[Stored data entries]
----------------
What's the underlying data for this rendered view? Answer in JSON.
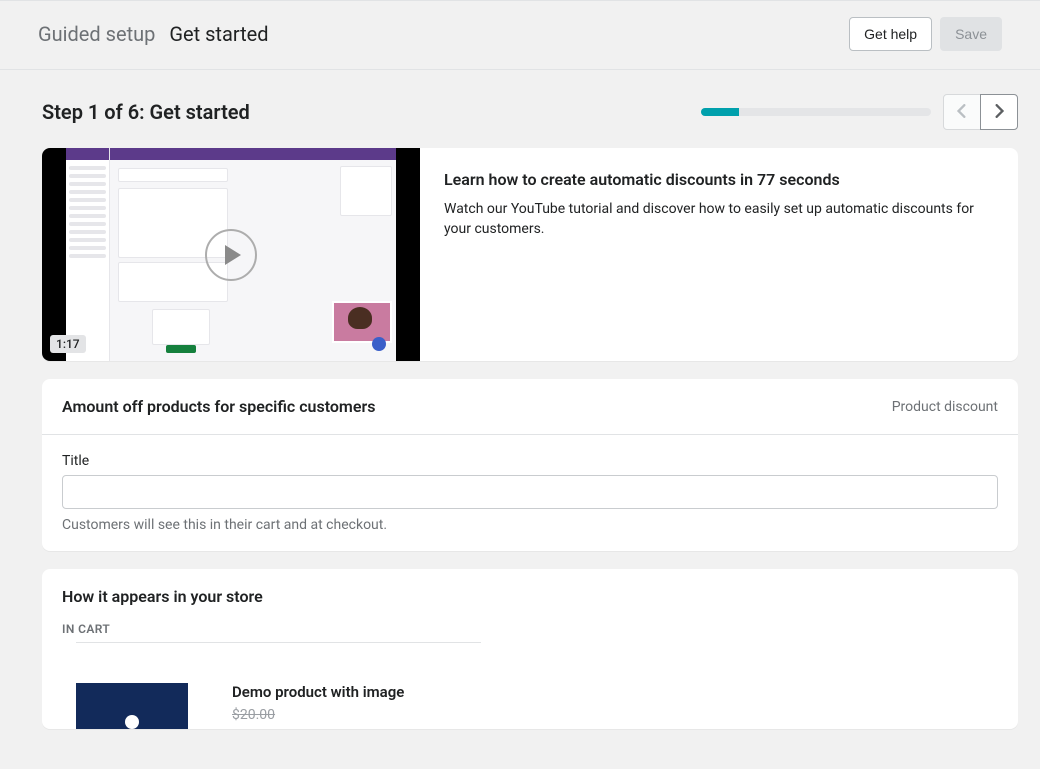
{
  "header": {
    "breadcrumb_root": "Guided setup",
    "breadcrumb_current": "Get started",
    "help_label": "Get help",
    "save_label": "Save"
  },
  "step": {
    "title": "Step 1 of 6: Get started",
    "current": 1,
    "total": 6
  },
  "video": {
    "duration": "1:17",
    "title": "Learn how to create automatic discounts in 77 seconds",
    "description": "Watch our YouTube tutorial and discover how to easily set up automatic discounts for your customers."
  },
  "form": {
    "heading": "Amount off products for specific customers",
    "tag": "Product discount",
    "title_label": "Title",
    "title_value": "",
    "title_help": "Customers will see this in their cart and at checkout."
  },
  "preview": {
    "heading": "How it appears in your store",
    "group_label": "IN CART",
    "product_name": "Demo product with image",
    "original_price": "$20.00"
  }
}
----------------
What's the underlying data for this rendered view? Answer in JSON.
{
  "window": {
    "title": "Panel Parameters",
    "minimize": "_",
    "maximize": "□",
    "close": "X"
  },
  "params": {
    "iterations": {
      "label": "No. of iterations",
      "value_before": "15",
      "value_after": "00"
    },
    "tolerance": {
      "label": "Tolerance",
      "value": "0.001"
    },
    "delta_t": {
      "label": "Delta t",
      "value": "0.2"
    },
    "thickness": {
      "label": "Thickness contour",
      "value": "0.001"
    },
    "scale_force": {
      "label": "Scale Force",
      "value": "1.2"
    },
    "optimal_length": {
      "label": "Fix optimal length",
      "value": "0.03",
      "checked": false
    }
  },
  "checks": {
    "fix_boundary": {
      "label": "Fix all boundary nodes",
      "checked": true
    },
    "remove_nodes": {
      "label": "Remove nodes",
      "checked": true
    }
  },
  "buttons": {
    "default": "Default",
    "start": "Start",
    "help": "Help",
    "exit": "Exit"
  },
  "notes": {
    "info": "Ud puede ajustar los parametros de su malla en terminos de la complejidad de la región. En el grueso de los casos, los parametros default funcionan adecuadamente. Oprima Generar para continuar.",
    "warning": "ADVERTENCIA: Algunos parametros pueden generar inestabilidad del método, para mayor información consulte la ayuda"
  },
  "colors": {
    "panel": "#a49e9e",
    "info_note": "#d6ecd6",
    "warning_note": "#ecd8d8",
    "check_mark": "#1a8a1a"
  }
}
----------------
--- THE REQUEST ---
Find and count the lines of the data that include the string "discounts", and report that figure by itself.

--- EXPECTED ANSWER ---
2